Exercise details:
Update everything from the start of the material down through the line containing "582, 1294, 618]" by replacing "fold-close-icon" with "fold-collapsed-icon", and give those lines back with nothing else changed.

"""

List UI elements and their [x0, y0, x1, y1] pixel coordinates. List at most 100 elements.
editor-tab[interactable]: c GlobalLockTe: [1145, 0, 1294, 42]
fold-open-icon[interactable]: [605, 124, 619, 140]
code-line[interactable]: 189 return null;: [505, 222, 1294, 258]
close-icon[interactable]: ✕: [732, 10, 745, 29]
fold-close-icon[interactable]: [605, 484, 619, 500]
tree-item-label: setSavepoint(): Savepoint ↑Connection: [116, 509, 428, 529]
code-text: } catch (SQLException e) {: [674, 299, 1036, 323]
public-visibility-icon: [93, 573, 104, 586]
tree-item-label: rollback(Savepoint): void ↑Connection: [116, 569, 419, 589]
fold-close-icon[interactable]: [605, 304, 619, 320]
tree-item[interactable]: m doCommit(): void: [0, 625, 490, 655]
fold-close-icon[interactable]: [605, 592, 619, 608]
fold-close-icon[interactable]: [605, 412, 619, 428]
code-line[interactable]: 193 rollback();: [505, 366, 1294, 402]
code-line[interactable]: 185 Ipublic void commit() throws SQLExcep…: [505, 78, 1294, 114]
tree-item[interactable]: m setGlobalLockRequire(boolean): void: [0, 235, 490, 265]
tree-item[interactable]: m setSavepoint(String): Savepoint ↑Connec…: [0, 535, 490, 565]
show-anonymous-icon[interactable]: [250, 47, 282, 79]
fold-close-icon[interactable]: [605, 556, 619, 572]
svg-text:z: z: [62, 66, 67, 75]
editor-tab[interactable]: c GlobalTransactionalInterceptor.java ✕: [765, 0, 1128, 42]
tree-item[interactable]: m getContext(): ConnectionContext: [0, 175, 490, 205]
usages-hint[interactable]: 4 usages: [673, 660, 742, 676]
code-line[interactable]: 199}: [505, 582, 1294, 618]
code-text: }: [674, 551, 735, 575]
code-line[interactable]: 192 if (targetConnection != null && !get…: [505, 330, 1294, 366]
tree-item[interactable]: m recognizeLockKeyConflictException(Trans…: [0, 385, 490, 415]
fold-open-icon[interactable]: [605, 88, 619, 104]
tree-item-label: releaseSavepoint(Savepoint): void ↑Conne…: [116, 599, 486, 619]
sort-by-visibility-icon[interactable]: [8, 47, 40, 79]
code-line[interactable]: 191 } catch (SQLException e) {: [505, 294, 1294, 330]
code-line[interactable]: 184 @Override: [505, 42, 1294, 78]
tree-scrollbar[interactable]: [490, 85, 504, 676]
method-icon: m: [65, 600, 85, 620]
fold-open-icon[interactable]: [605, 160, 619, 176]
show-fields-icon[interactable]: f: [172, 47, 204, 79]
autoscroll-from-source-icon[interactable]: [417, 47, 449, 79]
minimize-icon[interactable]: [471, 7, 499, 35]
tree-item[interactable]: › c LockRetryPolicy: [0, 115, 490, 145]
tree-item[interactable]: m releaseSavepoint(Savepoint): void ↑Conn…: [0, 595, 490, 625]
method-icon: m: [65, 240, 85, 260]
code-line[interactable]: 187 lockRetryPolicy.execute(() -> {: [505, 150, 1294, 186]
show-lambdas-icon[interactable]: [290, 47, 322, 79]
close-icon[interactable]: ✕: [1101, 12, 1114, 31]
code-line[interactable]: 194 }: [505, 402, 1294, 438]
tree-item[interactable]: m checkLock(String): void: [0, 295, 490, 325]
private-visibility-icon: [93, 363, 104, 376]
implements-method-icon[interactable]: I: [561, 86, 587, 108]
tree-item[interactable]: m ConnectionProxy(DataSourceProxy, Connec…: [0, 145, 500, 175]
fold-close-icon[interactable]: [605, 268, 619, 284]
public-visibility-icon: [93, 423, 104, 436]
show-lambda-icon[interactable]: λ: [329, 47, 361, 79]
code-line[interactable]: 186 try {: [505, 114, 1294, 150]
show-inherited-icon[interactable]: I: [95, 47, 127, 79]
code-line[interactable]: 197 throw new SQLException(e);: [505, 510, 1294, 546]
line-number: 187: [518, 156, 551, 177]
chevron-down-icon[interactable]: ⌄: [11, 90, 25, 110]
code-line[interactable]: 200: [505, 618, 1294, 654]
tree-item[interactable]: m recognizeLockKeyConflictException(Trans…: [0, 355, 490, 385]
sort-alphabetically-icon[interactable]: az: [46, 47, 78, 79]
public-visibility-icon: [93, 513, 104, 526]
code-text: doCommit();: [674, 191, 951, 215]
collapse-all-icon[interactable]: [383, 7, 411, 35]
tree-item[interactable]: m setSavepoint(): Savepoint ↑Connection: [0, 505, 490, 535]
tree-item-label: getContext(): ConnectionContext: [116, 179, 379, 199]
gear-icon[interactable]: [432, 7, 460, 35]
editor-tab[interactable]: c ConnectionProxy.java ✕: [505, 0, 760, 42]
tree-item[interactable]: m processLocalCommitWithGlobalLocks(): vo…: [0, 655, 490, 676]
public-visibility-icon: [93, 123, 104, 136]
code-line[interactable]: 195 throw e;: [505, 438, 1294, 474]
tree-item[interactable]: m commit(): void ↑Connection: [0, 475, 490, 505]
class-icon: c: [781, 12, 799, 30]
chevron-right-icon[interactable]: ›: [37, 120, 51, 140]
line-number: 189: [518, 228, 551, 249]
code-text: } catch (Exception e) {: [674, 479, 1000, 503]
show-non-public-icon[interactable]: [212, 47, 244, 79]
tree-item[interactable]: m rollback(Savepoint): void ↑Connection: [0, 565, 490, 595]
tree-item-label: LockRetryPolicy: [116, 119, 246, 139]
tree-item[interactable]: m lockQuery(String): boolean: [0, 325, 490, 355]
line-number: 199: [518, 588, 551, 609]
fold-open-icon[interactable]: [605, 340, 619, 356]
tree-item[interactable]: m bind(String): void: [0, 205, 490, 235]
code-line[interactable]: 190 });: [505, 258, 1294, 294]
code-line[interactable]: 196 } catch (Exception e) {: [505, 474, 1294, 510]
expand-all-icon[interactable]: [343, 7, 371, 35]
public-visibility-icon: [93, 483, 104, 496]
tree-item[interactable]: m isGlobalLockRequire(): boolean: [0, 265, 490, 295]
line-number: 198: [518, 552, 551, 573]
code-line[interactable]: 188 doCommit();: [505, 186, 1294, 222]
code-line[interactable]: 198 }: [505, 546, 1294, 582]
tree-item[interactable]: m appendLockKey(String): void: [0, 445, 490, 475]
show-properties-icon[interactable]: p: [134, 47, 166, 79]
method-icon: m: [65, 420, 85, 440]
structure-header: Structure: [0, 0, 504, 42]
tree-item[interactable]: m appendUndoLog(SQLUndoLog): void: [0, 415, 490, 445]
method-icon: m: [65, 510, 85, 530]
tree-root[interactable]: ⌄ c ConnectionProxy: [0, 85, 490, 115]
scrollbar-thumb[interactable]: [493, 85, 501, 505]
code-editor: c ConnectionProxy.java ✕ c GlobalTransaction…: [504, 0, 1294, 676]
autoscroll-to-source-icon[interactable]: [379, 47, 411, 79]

"""

Solution to the exercise:
List UI elements and their [x0, y0, x1, y1] pixel coordinates. List at most 100 elements.
editor-tab[interactable]: c GlobalLockTe: [1145, 0, 1294, 42]
fold-open-icon[interactable]: [605, 124, 619, 140]
code-line[interactable]: 189 return null;: [505, 222, 1294, 258]
close-icon[interactable]: ✕: [732, 10, 745, 29]
fold-collapsed-icon[interactable]: [605, 484, 619, 500]
tree-item-label: setSavepoint(): Savepoint ↑Connection: [116, 509, 428, 529]
code-text: } catch (SQLException e) {: [674, 299, 1036, 323]
public-visibility-icon: [93, 573, 104, 586]
tree-item-label: rollback(Savepoint): void ↑Connection: [116, 569, 419, 589]
fold-collapsed-icon[interactable]: [605, 304, 619, 320]
tree-item[interactable]: m doCommit(): void: [0, 625, 490, 655]
fold-collapsed-icon[interactable]: [605, 592, 619, 608]
fold-collapsed-icon[interactable]: [605, 412, 619, 428]
code-line[interactable]: 193 rollback();: [505, 366, 1294, 402]
code-line[interactable]: 185 Ipublic void commit() throws SQLExcep…: [505, 78, 1294, 114]
tree-item[interactable]: m setGlobalLockRequire(boolean): void: [0, 235, 490, 265]
tree-item[interactable]: m setSavepoint(String): Savepoint ↑Connec…: [0, 535, 490, 565]
show-anonymous-icon[interactable]: [250, 47, 282, 79]
fold-collapsed-icon[interactable]: [605, 556, 619, 572]
svg-text:z: z: [62, 66, 67, 75]
editor-tab[interactable]: c GlobalTransactionalInterceptor.java ✕: [765, 0, 1128, 42]
tree-item[interactable]: m getContext(): ConnectionContext: [0, 175, 490, 205]
usages-hint[interactable]: 4 usages: [673, 660, 742, 676]
code-line[interactable]: 199}: [505, 582, 1294, 618]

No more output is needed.